• Aim: Extract the entries in their exact form.

• Supplied entries:
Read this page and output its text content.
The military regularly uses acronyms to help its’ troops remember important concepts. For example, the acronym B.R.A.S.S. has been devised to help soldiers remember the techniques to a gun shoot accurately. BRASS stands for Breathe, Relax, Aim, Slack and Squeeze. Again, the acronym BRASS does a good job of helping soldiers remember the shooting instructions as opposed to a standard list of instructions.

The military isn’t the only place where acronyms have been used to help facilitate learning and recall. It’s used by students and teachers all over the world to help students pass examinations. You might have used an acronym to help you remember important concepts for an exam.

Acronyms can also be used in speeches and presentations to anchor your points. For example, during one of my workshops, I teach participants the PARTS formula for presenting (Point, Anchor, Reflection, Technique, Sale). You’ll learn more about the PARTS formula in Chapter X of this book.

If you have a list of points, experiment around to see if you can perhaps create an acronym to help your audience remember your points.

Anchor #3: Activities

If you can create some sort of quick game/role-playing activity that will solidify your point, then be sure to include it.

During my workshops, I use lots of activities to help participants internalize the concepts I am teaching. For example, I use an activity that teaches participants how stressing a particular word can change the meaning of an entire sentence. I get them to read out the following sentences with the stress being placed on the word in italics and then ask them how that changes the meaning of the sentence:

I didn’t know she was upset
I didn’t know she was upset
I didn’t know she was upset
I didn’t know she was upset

• Solution for this task:
Read this page and output its text content.
The military regularly uses acronyms to help its’ troops remember important concepts. For example, the acronym B.R.A.S.S. has been devised to help soldiers remember the techniques to a gun shoot accurately. BRASS stands for Breathe, Relax, Aim, Slack and Squeeze. Again, the acronym BRASS does a good job of helping soldiers remember the shooting instructions as opposed to a standard list of instructions.

The military isn’t the only place where acronyms have been used to help facilitate learning and recall. It’s used by students and teachers all over the world to help students pass examinations. You might have used an acronym to help you remember important concepts for an exam.

Acronyms can also be used in speeches and presentations to anchor your points. For example, during one of my workshops, I teach participants the PARTS formula for presenting (Point, Anchor, Reflection, Technique, Sale). You’ll learn more about the PARTS formula in Chapter X of this book.

If you have a list of points, experiment around to see if you can perhaps create an acronym to help your audience remember your points.

Anchor #3: Activities

If you can create some sort of quick game/role-playing activity that will solidify your point, then be sure to include it.

During my workshops, I use lots of activities to help participants internalize the concepts I am teaching. For example, I use an activity that teaches participants how stressing a particular word can change the meaning of an entire sentence. I get them to read out the following sentences with the stress being placed on the word in italics and then ask them how that changes the meaning of the sentence:

I didn’t know she was upset
I didn’t know she was upset
I didn’t know she was upset
I didn’t know she was upset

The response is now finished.